- **What is expected**
Without altering anything, output the material below.

[Dataset records]
=====

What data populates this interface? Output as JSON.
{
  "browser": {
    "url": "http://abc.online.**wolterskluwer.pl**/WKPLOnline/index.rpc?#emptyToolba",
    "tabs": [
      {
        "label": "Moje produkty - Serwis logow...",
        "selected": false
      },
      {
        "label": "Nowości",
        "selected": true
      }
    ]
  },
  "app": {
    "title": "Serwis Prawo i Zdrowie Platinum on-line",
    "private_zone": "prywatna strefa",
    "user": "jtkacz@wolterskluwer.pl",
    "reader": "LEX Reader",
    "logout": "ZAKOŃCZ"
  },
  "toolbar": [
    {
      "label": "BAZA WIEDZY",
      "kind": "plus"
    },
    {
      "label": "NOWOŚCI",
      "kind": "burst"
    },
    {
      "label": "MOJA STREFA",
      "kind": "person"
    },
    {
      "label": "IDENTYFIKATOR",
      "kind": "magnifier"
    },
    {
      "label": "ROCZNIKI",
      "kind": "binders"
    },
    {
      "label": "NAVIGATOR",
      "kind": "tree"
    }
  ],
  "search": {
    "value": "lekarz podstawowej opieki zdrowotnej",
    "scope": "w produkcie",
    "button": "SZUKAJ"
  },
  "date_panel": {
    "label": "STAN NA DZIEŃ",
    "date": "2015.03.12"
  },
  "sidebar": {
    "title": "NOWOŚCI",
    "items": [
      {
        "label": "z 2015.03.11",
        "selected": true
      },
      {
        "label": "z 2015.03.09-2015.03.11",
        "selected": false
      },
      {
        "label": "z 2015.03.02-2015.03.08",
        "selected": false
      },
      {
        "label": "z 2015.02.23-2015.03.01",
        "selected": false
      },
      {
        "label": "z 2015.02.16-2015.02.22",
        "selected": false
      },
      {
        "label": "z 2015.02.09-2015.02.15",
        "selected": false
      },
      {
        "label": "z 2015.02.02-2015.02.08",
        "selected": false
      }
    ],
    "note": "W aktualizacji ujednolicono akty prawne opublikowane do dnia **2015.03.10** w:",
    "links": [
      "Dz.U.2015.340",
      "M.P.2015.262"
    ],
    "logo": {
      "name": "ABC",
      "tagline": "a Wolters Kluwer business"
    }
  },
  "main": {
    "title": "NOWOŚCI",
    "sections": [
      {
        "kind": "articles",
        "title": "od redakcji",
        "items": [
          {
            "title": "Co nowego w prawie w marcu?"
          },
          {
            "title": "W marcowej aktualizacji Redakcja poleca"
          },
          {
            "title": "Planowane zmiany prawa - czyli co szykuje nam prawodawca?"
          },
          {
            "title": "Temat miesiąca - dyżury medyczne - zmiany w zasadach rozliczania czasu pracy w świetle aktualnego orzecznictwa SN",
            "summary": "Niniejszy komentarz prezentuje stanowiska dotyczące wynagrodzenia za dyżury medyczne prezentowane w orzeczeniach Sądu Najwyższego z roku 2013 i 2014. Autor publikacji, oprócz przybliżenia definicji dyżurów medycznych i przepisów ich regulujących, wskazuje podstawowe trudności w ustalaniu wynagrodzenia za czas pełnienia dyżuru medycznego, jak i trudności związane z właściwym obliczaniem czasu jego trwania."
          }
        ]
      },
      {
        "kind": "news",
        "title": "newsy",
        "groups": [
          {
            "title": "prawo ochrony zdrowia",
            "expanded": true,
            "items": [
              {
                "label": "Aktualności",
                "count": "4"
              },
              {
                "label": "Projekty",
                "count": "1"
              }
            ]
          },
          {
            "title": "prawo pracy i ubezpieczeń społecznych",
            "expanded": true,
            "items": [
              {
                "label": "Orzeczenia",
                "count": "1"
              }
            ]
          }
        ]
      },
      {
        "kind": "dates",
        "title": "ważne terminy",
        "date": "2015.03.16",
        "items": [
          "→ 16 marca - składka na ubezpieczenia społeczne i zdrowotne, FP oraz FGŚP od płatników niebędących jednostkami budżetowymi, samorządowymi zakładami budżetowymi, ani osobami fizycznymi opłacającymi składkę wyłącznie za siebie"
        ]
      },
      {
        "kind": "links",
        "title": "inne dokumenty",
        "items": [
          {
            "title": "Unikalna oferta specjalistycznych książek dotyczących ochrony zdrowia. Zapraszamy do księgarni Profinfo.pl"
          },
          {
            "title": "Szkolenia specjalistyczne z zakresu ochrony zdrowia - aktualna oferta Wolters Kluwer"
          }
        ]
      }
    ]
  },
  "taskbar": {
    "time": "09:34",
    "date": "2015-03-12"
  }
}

=====

- **The result**
What data populates this interface? Output as JSON.
{
  "browser": {
    "url": "http://abc.online.**wolterskluwer.pl**/WKPLOnline/index.rpc?#emptyToolba",
    "tabs": [
      {
        "label": "Moje produkty - Serwis logow...",
        "selected": false
      },
      {
        "label": "Nowości",
        "selected": true
      }
    ]
  },
  "app": {
    "title": "Serwis Prawo i Zdrowie Platinum on-line",
    "private_zone": "prywatna strefa",
    "user": "jtkacz@wolterskluwer.pl",
    "reader": "LEX Reader",
    "logout": "ZAKOŃCZ"
  },
  "toolbar": [
    {
      "label": "BAZA WIEDZY",
      "kind": "plus"
    },
    {
      "label": "NOWOŚCI",
      "kind": "burst"
    },
    {
      "label": "MOJA STREFA",
      "kind": "person"
    },
    {
      "label": "IDENTYFIKATOR",
      "kind": "magnifier"
    },
    {
      "label": "ROCZNIKI",
      "kind": "binders"
    },
    {
      "label": "NAVIGATOR",
      "kind": "tree"
    }
  ],
  "search": {
    "value": "lekarz podstawowej opieki zdrowotnej",
    "scope": "w produkcie",
    "button": "SZUKAJ"
  },
  "date_panel": {
    "label": "STAN NA DZIEŃ",
    "date": "2015.03.12"
  },
  "sidebar": {
    "title": "NOWOŚCI",
    "items": [
      {
        "label": "z 2015.03.11",
        "selected": true
      },
      {
        "label": "z 2015.03.09-2015.03.11",
        "selected": false
      },
      {
        "label": "z 2015.03.02-2015.03.08",
        "selected": false
      },
      {
        "label": "z 2015.02.23-2015.03.01",
        "selected": false
      },
      {
        "label": "z 2015.02.16-2015.02.22",
        "selected": false
      },
      {
        "label": "z 2015.02.09-2015.02.15",
        "selected": false
      },
      {
        "label": "z 2015.02.02-2015.02.08",
        "selected": false
      }
    ],
    "note": "W aktualizacji ujednolicono akty prawne opublikowane do dnia **2015.03.10** w:",
    "links": [
      "Dz.U.2015.340",
      "M.P.2015.262"
    ],
    "logo": {
      "name": "ABC",
      "tagline": "a Wolters Kluwer business"
    }
  },
  "main": {
    "title": "NOWOŚCI",
    "sections": [
      {
        "kind": "articles",
        "title": "od redakcji",
        "items": [
          {
            "title": "Co nowego w prawie w marcu?"
          },
          {
            "title": "W marcowej aktualizacji Redakcja poleca"
          },
          {
            "title": "Planowane zmiany prawa - czyli co szykuje nam prawodawca?"
          },
          {
            "title": "Temat miesiąca - dyżury medyczne - zmiany w zasadach rozliczania czasu pracy w świetle aktualnego orzecznictwa SN",
            "summary": "Niniejszy komentarz prezentuje stanowiska dotyczące wynagrodzenia za dyżury medyczne prezentowane w orzeczeniach Sądu Najwyższego z roku 2013 i 2014. Autor publikacji, oprócz przybliżenia definicji dyżurów medycznych i przepisów ich regulujących, wskazuje podstawowe trudności w ustalaniu wynagrodzenia za czas pełnienia dyżuru medycznego, jak i trudności związane z właściwym obliczaniem czasu jego trwania."
          }
        ]
      },
      {
        "kind": "news",
        "title": "newsy",
        "groups": [
          {
            "title": "prawo ochrony zdrowia",
            "expanded": true,
            "items": [
              {
                "label": "Aktualności",
                "count": "4"
              },
              {
                "label": "Projekty",
                "count": "1"
              }
            ]
          },
          {
            "title": "prawo pracy i ubezpieczeń społecznych",
            "expanded": true,
            "items": [
              {
                "label": "Orzeczenia",
                "count": "1"
              }
            ]
          }
        ]
      },
      {
        "kind": "dates",
        "title": "ważne terminy",
        "date": "2015.03.16",
        "items": [
          "→ 16 marca - składka na ubezpieczenia społeczne i zdrowotne, FP oraz FGŚP od płatników niebędących jednostkami budżetowymi, samorządowymi zakładami budżetowymi, ani osobami fizycznymi opłacającymi składkę wyłącznie za siebie"
        ]
      },
      {
        "kind": "links",
        "title": "inne dokumenty",
        "items": [
          {
            "title": "Unikalna oferta specjalistycznych książek dotyczących ochrony zdrowia. Zapraszamy do księgarni Profinfo.pl"
          },
          {
            "title": "Szkolenia specjalistyczne z zakresu ochrony zdrowia - aktualna oferta Wolters Kluwer"
          }
        ]
      }
    ]
  },
  "taskbar": {
    "time": "09:34",
    "date": "2015-03-12"
  }
}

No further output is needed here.